> **WRITTEN TASK**
Can you turn the lines starting at "category-label: TRAVEL xyxy=(14,349,82,368)" and ending at "bar xyxy=(14,175,387,210)" into a Markdown table with the columns Row and Entry, numbering each line and leaving out any blank ones?

> **RECORDS SUPPLIED**
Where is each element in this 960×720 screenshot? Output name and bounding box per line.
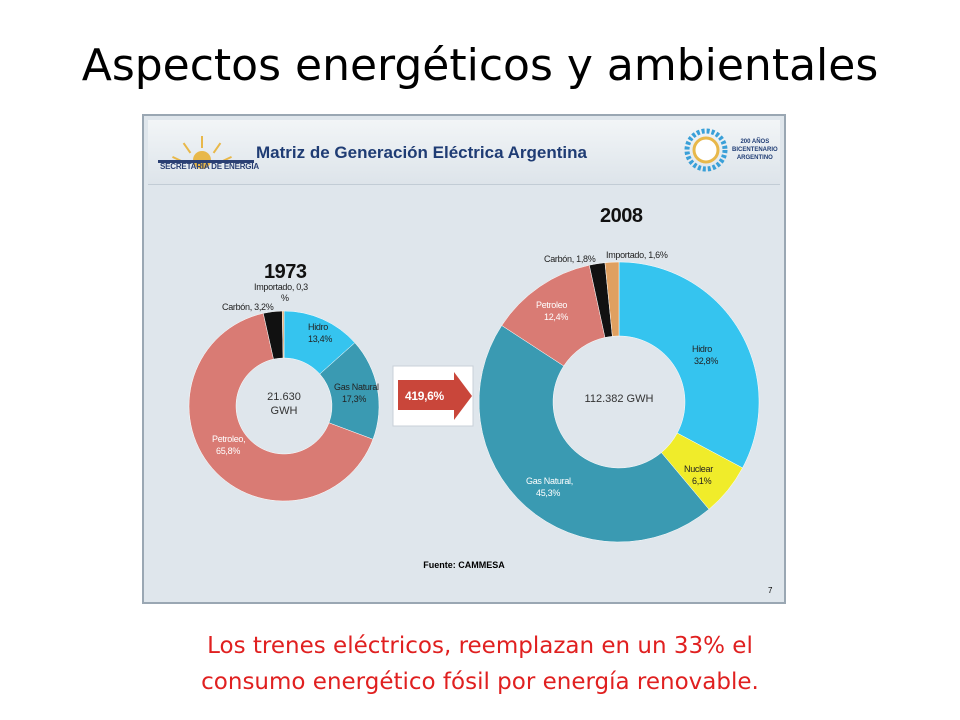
bicentenario-text: 200 AÑOS BICENTENARIO ARGENTINO (732, 138, 778, 162)
year-label-1973: 1973 (264, 261, 307, 283)
label-2008-gas-pct: 45,3% (536, 488, 560, 498)
slide-caption: Los trenes eléctricos, reemplazan en un … (60, 628, 900, 700)
label-2008-importado: Importado, 1,6% (606, 250, 668, 260)
label-1973-gas: Gas Natural (334, 382, 379, 392)
year-label-2008: 2008 (600, 205, 643, 227)
label-1973-importado: Importado, 0,3 (254, 282, 308, 292)
label-2008-hidro-pct: 32,8% (694, 356, 718, 366)
panel-page-number: 7 (768, 586, 773, 595)
label-1973-gas-pct: 17,3% (342, 394, 366, 404)
label-1973-hidro: Hidro (308, 322, 328, 332)
bicentenario-line-3: ARGENTINO (736, 155, 773, 161)
label-2008-gas: Gas Natural, (526, 476, 573, 486)
center-label-2008: 112.382 GWH (585, 393, 654, 405)
center-label-1973-unit: GWH (271, 405, 298, 417)
label-2008-nuclear-pct: 6,1% (692, 476, 712, 486)
label-2008-carbon: Carbón, 1,8% (544, 254, 596, 264)
caption-line-2: consumo energético fósil por energía ren… (201, 669, 759, 695)
slice-2008-hidro (618, 261, 760, 469)
label-2008-hidro: Hidro (692, 344, 712, 354)
secretaria-logo-text: SECRETARIA DE ENERGIA (160, 162, 259, 171)
caption-line-1: Los trenes eléctricos, reemplazan en un … (207, 633, 753, 659)
growth-arrow: 419,6% (392, 365, 474, 427)
chart-header-title: Matriz de Generación Eléctrica Argentina (256, 143, 587, 162)
donut-chart-2008 (478, 261, 760, 543)
embedded-chart-panel: SECRETARIA DE ENERGIA Matriz de Generaci… (142, 114, 786, 604)
bicentenario-line-2: BICENTENARIO (732, 147, 778, 153)
label-1973-hidro-pct: 13,4% (308, 334, 332, 344)
label-2008-petroleo-pct: 12,4% (544, 312, 568, 322)
label-1973-carbon: Carbón, 3,2% (222, 302, 274, 312)
slide-title: Aspectos energéticos y ambientales (81, 40, 879, 91)
bicentenario-seal-icon (684, 128, 728, 172)
chart-header-banner: SECRETARIA DE ENERGIA Matriz de Generaci… (148, 120, 780, 185)
bicentenario-line-1: 200 AÑOS (740, 139, 770, 145)
donut-charts: 419,6% 1973 Importado, 0,3 % Carbón, 3,2… (188, 205, 760, 543)
label-1973-importado-pct: % (281, 293, 289, 303)
donut-chart-1973 (188, 310, 380, 502)
label-1973-petroleo: Petroleo, (212, 434, 245, 444)
source-note: Fuente: CAMMESA (423, 560, 505, 570)
slice-1973-petroleo (188, 312, 374, 502)
growth-arrow-label: 419,6% (405, 389, 445, 403)
label-2008-nuclear: Nuclear (684, 464, 713, 474)
label-2008-petroleo: Petroleo (536, 300, 567, 310)
sun-logo-icon (158, 136, 254, 169)
arrow-shape (398, 372, 472, 420)
center-label-1973-value: 21.630 (267, 391, 301, 403)
slice-2008-importado (604, 261, 620, 337)
slice-1973-importado (281, 310, 285, 359)
slice-2008-gas-natural (478, 325, 710, 543)
label-1973-petroleo-pct: 65,8% (216, 446, 240, 456)
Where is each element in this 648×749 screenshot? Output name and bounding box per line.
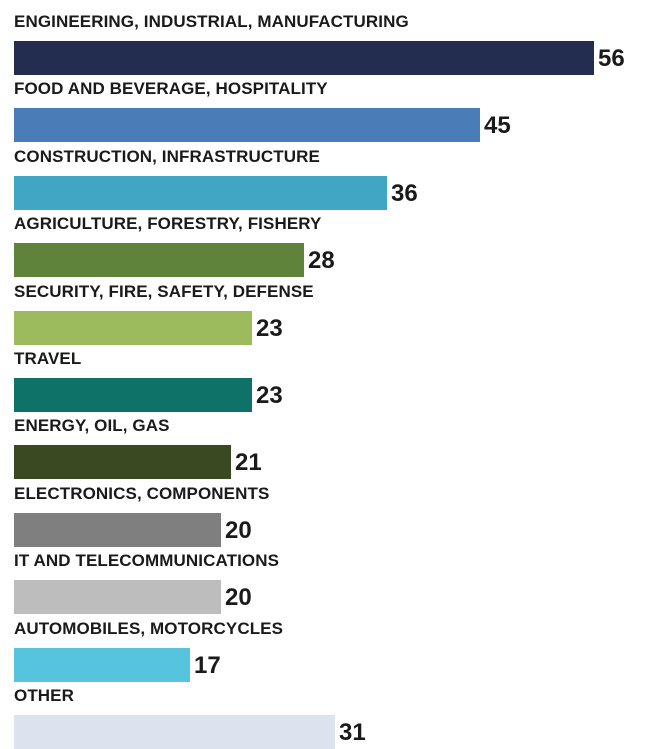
category-label: TRAVEL xyxy=(14,349,82,368)
category-label: ENGINEERING, INDUSTRIAL, MANUFACTURING xyxy=(14,12,409,31)
value-label: 36 xyxy=(391,179,418,207)
category-label: OTHER xyxy=(14,686,74,705)
bar xyxy=(14,580,221,615)
bar xyxy=(14,310,252,345)
bar xyxy=(14,108,480,143)
category-label: ENERGY, OIL, GAS xyxy=(14,416,170,436)
value-label: 17 xyxy=(194,651,221,679)
value-label: 45 xyxy=(484,112,511,140)
category-label: ELECTRONICS, COMPONENTS xyxy=(14,483,270,503)
category-label: CONSTRUCTION, INFRASTRUCTURE xyxy=(14,146,320,166)
bar xyxy=(14,175,387,210)
category-label: IT AND TELECOMMUNICATIONS xyxy=(14,551,280,571)
bar xyxy=(14,647,190,682)
bar xyxy=(14,715,335,749)
category-label: AUTOMOBILES, MOTORCYCLES xyxy=(14,618,284,638)
value-label: 23 xyxy=(256,314,283,342)
bar xyxy=(14,243,304,278)
bar xyxy=(14,512,221,547)
value-label: 56 xyxy=(598,45,625,72)
value-label: 28 xyxy=(308,247,335,275)
category-label: AGRICULTURE, FORESTRY, FISHERY xyxy=(14,214,322,234)
bar xyxy=(14,41,594,75)
bar xyxy=(14,378,252,412)
value-label: 20 xyxy=(225,516,252,544)
category-label: SECURITY, FIRE, SAFETY, DEFENSE xyxy=(14,281,314,301)
bar xyxy=(14,445,231,480)
value-label: 21 xyxy=(235,449,262,477)
value-label: 20 xyxy=(225,584,252,612)
value-label: 23 xyxy=(256,382,283,409)
category-label: FOOD AND BEVERAGE, HOSPITALITY xyxy=(14,79,328,99)
value-label: 31 xyxy=(339,719,366,746)
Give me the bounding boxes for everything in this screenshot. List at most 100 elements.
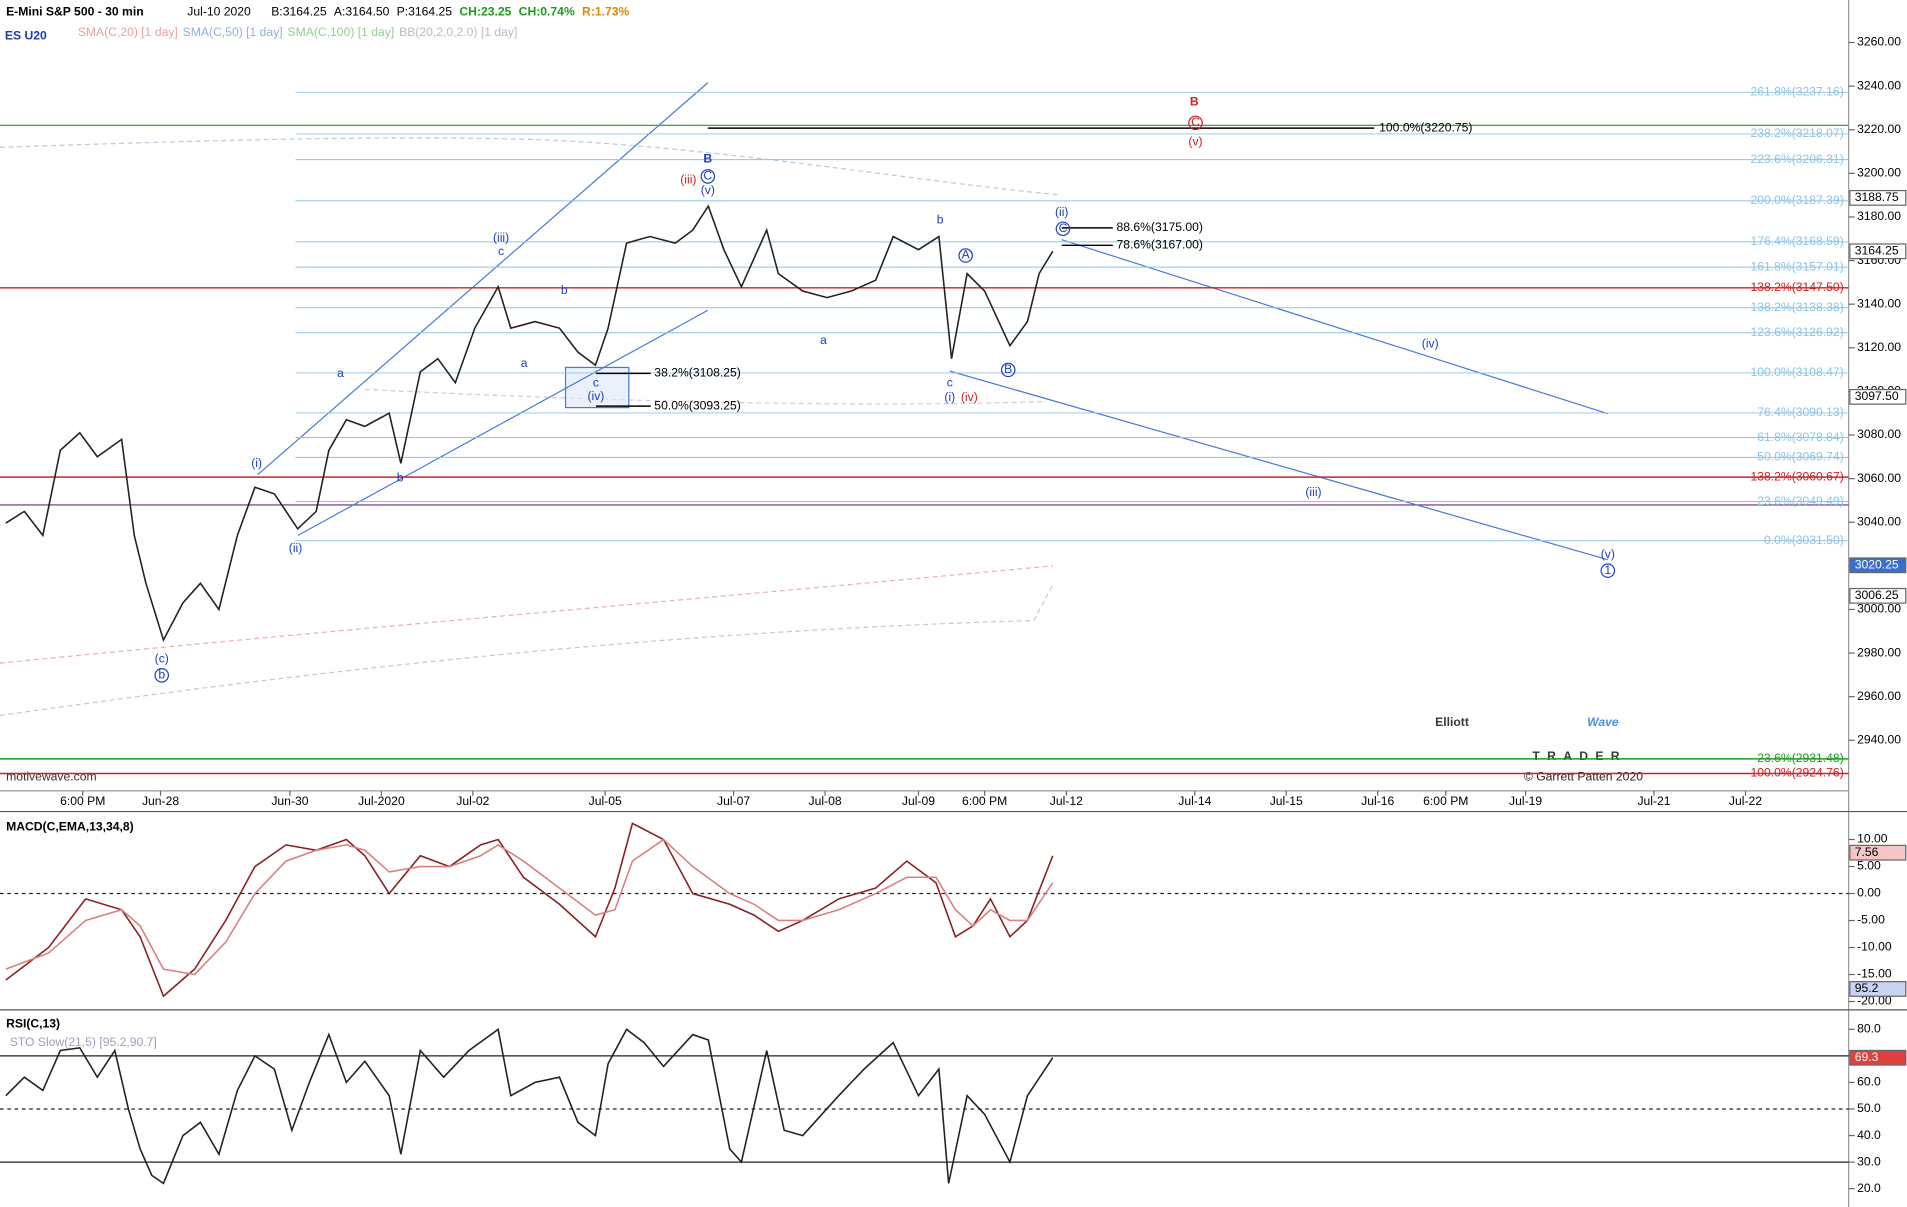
logo-word: Elliott (1435, 715, 1469, 729)
panel-title: MACD(C,EMA,13,34,8) (6, 820, 134, 834)
wave-label: 1 (1604, 563, 1611, 577)
x-tick-label: Jul-08 (809, 794, 842, 808)
trend-line (1061, 239, 1608, 415)
quote-field: CH:23.25 (459, 4, 511, 18)
fib-label: 88.6%(3175.00) (1116, 220, 1202, 234)
series-line (5, 822, 1054, 998)
fib-label: 100.0%(2924.76) (1750, 766, 1843, 780)
moving-average (0, 137, 1059, 196)
x-tick-label: Jul-15 (1270, 794, 1303, 808)
x-tick-label: Jul-21 (1637, 794, 1670, 808)
target-box (564, 366, 630, 409)
quote-field: CH:0.74% (519, 4, 575, 18)
wave-label: (iv) (1422, 337, 1439, 351)
y-tick-label: 3180.00 (1857, 209, 1901, 223)
y-tick-label: 40.0 (1857, 1128, 1881, 1142)
price-tag-label: 3097.50 (1855, 389, 1899, 403)
wave-label: (i) (944, 390, 955, 404)
fib-label: 23.6%(2931.48) (1757, 751, 1843, 765)
x-tick-label: Jul-02 (456, 794, 489, 808)
wave-label: a (521, 356, 528, 370)
price-tag (1849, 189, 1907, 206)
y-tick-label: 50.0 (1857, 1101, 1881, 1115)
wave-label: C (1191, 115, 1200, 129)
fib-label: 100.0%(3108.47) (1750, 365, 1843, 379)
wave-label: b (397, 470, 404, 484)
price-tag-label: 95.2 (1855, 981, 1879, 995)
date: Jul-10 2020 (187, 4, 251, 18)
trend-line (949, 370, 1608, 561)
wave-label: a (337, 366, 344, 380)
y-tick-label: -5.00 (1857, 913, 1885, 927)
wave-label: (iii) (493, 231, 509, 245)
fib-label: 50.0%(3069.74) (1757, 450, 1843, 464)
fib-label: 0.0%(3031.50) (1764, 533, 1844, 547)
price-tag-label: 69.3 (1855, 1050, 1879, 1064)
wave-circle (1000, 362, 1016, 378)
fib-label: 76.4%(3090.13) (1757, 405, 1843, 419)
fib-label: 138.2%(3138.38) (1750, 300, 1843, 314)
logo-credit: © Garrett Patten 2020 (1524, 770, 1643, 784)
indicator-legend: SMA(C,100) [1 day] (288, 25, 395, 39)
price-tag-label: 3188.75 (1855, 190, 1899, 204)
panel-title: RSI(C,13) (6, 1017, 60, 1031)
fib-label: 261.8%(3237.16) (1750, 85, 1843, 99)
y-tick-label: 2960.00 (1857, 689, 1901, 703)
wave-label: (iii) (680, 172, 696, 186)
wave-label: A (962, 248, 971, 262)
fib-label: 78.6%(3167.00) (1116, 238, 1202, 252)
x-tick-label: 6:00 PM (60, 794, 105, 808)
fib-label: 161.8%(3157.01) (1750, 259, 1843, 273)
wave-label: (ii) (289, 541, 302, 555)
price-tag (1849, 388, 1907, 405)
logo-word: TRADER (1532, 749, 1626, 763)
moving-average (0, 565, 1054, 664)
y-tick-label: 3040.00 (1857, 514, 1901, 528)
price-tag-label: 3006.25 (1855, 588, 1899, 602)
trend-line (297, 309, 709, 536)
wave-label: (v) (701, 183, 715, 197)
indicator-legend: SMA(C,20) [1 day] (78, 25, 178, 39)
wave-label: C (703, 169, 712, 183)
wave-label: (v) (1188, 135, 1202, 149)
quote-field: B:3164.25 (271, 4, 327, 18)
fib-label: 61.8%(3078.84) (1757, 430, 1843, 444)
price-tag (1849, 557, 1907, 574)
logo-word: Wave (1587, 715, 1619, 729)
y-tick-label: 3000.00 (1857, 602, 1901, 616)
bollinger-band (0, 583, 1054, 717)
wave-label: a (820, 333, 827, 347)
wave-label: (i) (251, 456, 262, 470)
fib-label: 176.4%(3168.59) (1750, 234, 1843, 248)
y-tick-label: 3220.00 (1857, 122, 1901, 136)
quote-field: P:3164.25 (397, 4, 453, 18)
source: motivewave.com (6, 770, 97, 784)
fib-label: 238.2%(3218.07) (1750, 126, 1843, 140)
y-tick-label: 3200.00 (1857, 166, 1901, 180)
series-line (5, 204, 1054, 643)
wave-circle (1600, 563, 1616, 578)
quote-field: R:1.73% (582, 4, 629, 18)
fib-label: 100.0%(3220.75) (1379, 120, 1472, 134)
wave-circle (1055, 221, 1071, 237)
wave-label: c (498, 244, 504, 258)
wave-circle (700, 169, 716, 184)
y-tick-label: 5.00 (1857, 859, 1881, 873)
instrument-title: E-Mini S&P 500 - 30 min (6, 4, 144, 18)
fib-label: 23.6%(3049.49) (1757, 494, 1843, 508)
y-tick-label: 30.0 (1857, 1154, 1881, 1168)
x-tick-label: Jun-30 (271, 794, 308, 808)
trend-line (257, 82, 709, 475)
wave-label: (iv) (587, 389, 604, 403)
fib-label: 138.2%(3147.50) (1750, 280, 1843, 294)
series-line (5, 838, 1054, 976)
fib-label: 123.6%(3126.92) (1750, 325, 1843, 339)
x-tick-label: Jul-12 (1050, 794, 1083, 808)
fib-label: 38.2%(3108.25) (654, 366, 740, 380)
price-tag-label: 3164.25 (1855, 244, 1899, 258)
symbol: ES U20 (5, 29, 47, 43)
indicator-legend: BB(20,2,0,2.0) [1 day] (399, 25, 517, 39)
wave-circle (958, 248, 973, 263)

> **THE ANSWER**
| Row | Entry |
|---|---|
| 1 | category-label: TRAVEL xyxy=(14,349,82,368) |
| 2 | category-label: ENGINEERING, INDUSTRIAL, MANUFACTURING xyxy=(14,12,409,31) |
| 3 | value-label: 36 xyxy=(391,179,418,207) |
| 4 | category-label: OTHER xyxy=(14,686,74,705) |
| 5 | bar xyxy=(14,580,221,615) |
| 6 | bar xyxy=(14,310,252,345) |
| 7 | bar xyxy=(14,108,480,143) |
| 8 | category-label: ENERGY, OIL, GAS xyxy=(14,416,170,436) |
| 9 | value-label: 17 xyxy=(194,651,221,679) |
| 10 | value-label: 45 xyxy=(484,112,511,140) |
| 11 | category-label: ELECTRONICS, COMPONENTS xyxy=(14,483,270,503) |
| 12 | category-label: CONSTRUCTION, INFRASTRUCTURE xyxy=(14,146,320,166) |
| 13 | bar xyxy=(14,175,387,210) |